Stored data entries:

──────────

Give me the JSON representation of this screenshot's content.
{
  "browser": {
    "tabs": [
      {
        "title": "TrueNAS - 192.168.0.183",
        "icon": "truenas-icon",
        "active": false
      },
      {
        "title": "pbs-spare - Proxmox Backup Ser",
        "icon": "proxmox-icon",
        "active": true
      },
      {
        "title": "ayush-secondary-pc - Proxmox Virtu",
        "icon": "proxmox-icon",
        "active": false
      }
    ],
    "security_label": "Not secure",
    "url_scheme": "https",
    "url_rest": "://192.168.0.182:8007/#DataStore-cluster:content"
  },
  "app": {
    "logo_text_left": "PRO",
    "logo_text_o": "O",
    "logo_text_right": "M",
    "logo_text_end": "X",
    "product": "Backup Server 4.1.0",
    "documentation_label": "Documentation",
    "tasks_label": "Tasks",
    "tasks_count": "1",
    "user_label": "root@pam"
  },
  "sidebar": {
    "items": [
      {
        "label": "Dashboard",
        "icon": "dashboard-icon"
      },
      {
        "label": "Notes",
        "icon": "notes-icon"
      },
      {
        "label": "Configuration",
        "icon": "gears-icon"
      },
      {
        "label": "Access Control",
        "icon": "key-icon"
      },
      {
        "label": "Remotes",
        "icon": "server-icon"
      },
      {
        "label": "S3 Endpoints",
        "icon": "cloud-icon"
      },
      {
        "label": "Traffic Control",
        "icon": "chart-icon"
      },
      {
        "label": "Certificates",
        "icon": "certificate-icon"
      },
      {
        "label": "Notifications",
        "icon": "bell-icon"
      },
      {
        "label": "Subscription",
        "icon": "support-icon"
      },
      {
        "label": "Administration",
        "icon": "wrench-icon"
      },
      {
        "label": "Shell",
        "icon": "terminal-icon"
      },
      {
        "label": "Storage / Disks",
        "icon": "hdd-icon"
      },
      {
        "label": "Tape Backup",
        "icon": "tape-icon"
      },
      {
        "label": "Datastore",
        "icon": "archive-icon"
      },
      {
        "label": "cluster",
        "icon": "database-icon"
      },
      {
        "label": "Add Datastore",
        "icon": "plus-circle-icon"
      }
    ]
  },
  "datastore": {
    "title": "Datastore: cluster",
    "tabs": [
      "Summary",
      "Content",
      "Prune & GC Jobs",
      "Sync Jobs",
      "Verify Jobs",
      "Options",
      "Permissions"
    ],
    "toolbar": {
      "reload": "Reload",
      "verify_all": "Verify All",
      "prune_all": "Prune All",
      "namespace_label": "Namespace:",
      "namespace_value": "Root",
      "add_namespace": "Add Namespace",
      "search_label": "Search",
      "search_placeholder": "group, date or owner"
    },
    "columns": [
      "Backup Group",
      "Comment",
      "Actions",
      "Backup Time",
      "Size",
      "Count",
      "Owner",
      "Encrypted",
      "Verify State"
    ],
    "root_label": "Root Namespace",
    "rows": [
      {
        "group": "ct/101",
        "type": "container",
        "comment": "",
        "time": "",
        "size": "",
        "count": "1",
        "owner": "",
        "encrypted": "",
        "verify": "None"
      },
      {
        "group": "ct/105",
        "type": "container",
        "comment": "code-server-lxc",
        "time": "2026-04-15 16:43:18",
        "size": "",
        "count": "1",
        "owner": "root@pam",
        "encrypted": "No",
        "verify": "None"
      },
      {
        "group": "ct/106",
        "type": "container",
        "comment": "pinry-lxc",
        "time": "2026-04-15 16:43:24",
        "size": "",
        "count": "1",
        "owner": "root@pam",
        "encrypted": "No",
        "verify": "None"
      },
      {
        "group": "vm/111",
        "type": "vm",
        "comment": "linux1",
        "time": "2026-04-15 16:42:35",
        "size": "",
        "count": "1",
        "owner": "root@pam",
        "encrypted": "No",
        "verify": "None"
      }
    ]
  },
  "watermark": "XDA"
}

──────────

### Written exercise
Take each line of the material that contains the word "Control" and list it.

### Result of the task
        "label": "Access Control",
        "label": "Traffic Control",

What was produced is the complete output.